◆ Required work
Locate every line in the records below that contains the word "text", and copy each one.

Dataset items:
◇ ◇ ◇ ◇

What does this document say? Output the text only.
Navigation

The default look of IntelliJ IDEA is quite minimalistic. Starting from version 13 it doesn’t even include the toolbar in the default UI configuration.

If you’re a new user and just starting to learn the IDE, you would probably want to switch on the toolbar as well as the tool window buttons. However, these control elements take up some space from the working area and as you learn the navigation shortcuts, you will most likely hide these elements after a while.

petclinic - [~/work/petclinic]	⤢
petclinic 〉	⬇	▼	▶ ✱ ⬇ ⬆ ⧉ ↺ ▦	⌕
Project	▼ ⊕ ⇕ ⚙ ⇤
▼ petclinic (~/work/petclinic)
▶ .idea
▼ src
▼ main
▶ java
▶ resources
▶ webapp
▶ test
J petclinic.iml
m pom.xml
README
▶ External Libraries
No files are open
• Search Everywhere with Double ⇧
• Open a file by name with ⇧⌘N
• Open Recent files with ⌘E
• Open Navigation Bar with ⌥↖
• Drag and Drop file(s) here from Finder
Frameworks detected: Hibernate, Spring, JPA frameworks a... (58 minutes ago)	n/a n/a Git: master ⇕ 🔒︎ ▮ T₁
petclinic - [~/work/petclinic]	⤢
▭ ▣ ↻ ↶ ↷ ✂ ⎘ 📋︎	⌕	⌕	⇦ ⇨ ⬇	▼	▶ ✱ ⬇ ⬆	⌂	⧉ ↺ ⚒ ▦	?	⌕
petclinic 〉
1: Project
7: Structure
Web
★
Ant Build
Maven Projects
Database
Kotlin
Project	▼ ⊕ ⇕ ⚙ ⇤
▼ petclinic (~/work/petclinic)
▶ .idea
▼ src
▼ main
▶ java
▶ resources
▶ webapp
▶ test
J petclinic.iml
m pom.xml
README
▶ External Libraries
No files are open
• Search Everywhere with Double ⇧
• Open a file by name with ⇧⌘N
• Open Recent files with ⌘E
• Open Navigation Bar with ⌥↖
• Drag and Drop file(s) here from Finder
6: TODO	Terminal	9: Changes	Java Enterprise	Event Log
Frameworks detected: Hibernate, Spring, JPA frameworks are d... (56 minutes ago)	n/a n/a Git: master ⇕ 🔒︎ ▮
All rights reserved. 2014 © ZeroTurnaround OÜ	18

◇ ◇ ◇ ◇

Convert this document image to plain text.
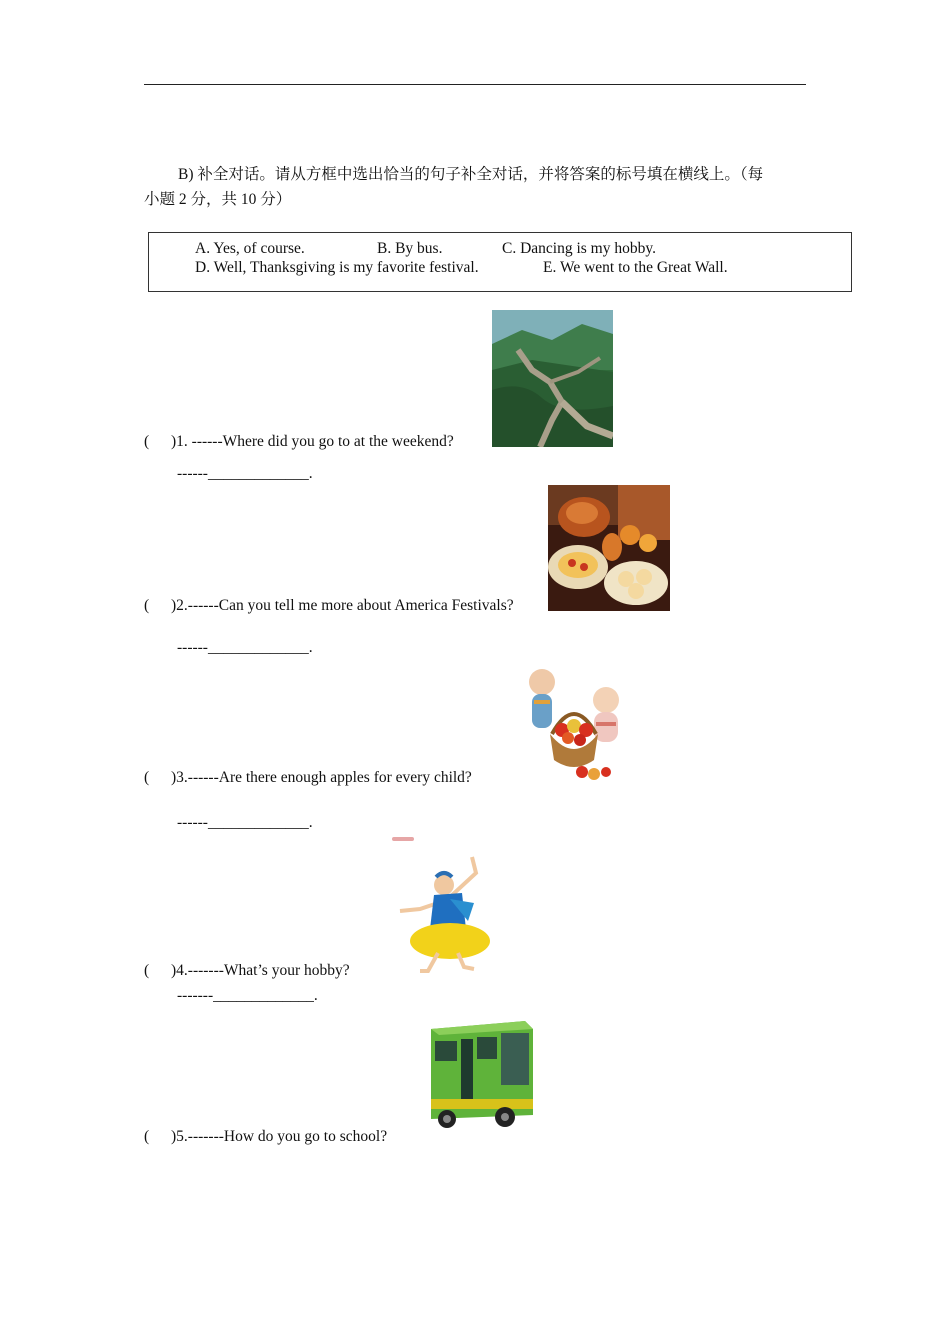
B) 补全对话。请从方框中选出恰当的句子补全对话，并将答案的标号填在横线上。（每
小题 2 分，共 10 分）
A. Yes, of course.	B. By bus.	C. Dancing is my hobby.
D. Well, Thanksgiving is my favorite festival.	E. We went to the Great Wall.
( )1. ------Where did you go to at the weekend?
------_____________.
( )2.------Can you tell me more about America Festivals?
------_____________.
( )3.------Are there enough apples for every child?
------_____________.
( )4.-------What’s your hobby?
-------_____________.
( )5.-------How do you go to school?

◇ ◇ ◇ ◇

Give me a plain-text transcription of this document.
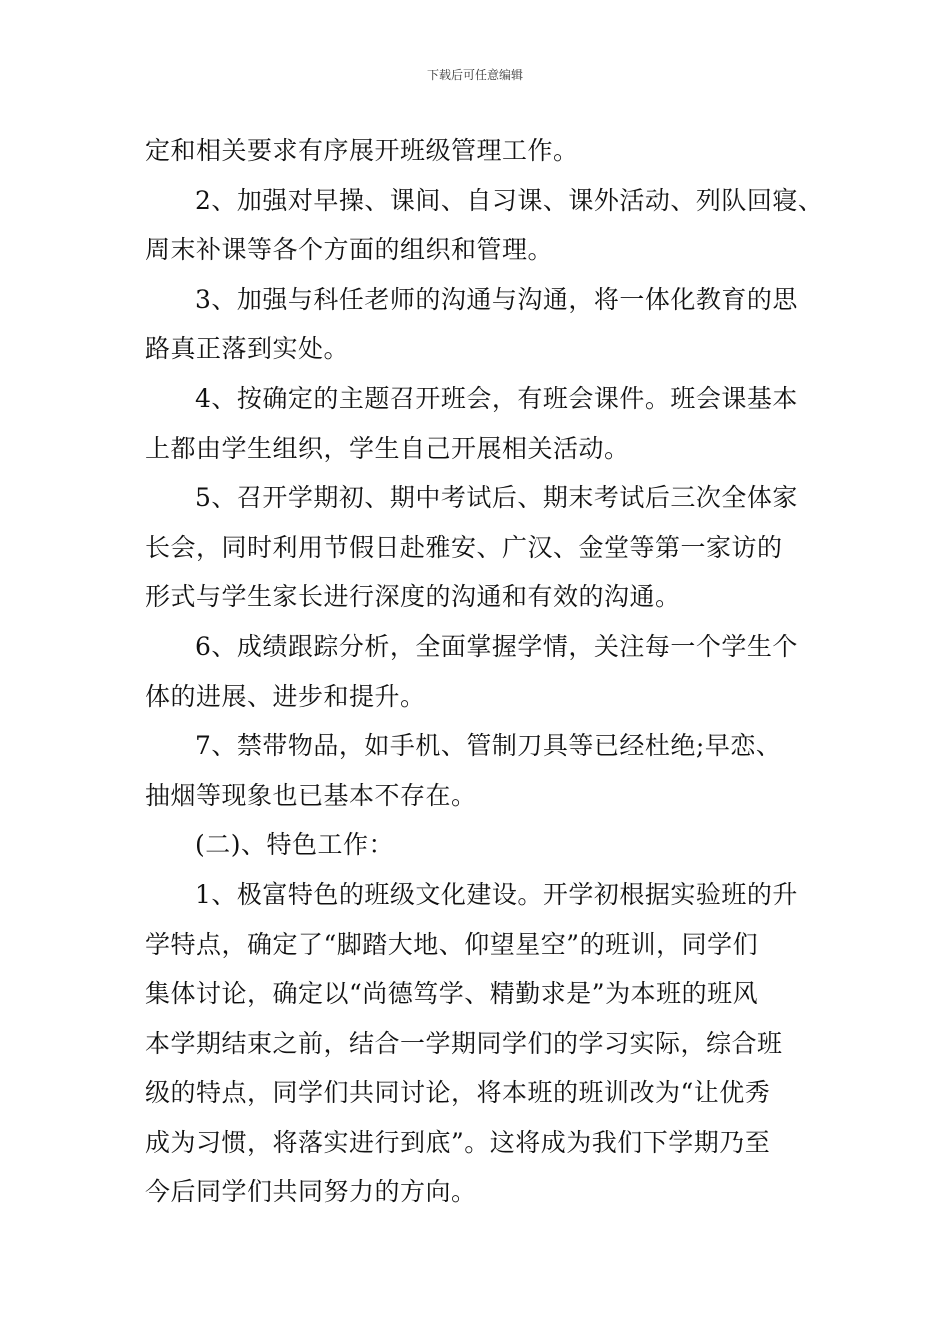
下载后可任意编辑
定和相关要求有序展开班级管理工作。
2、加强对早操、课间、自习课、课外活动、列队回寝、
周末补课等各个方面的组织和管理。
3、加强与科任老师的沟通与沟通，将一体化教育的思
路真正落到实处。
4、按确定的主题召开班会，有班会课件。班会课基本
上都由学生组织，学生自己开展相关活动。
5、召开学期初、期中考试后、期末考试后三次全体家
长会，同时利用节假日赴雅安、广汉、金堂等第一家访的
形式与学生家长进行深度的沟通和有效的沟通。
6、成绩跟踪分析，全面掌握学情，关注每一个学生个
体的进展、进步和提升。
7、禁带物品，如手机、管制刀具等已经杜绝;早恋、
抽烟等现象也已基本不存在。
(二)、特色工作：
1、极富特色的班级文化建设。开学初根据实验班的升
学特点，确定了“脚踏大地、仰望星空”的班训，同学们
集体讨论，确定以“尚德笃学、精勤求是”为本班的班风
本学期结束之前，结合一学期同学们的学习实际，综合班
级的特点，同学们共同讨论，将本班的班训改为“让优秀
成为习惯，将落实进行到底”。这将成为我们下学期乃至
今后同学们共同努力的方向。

◇ ◇ ◇ ◇

◆ Result for this task
What does this document say? Output the text only.
Convert this document image to plain text.
Give me a plain-text transcription of this document.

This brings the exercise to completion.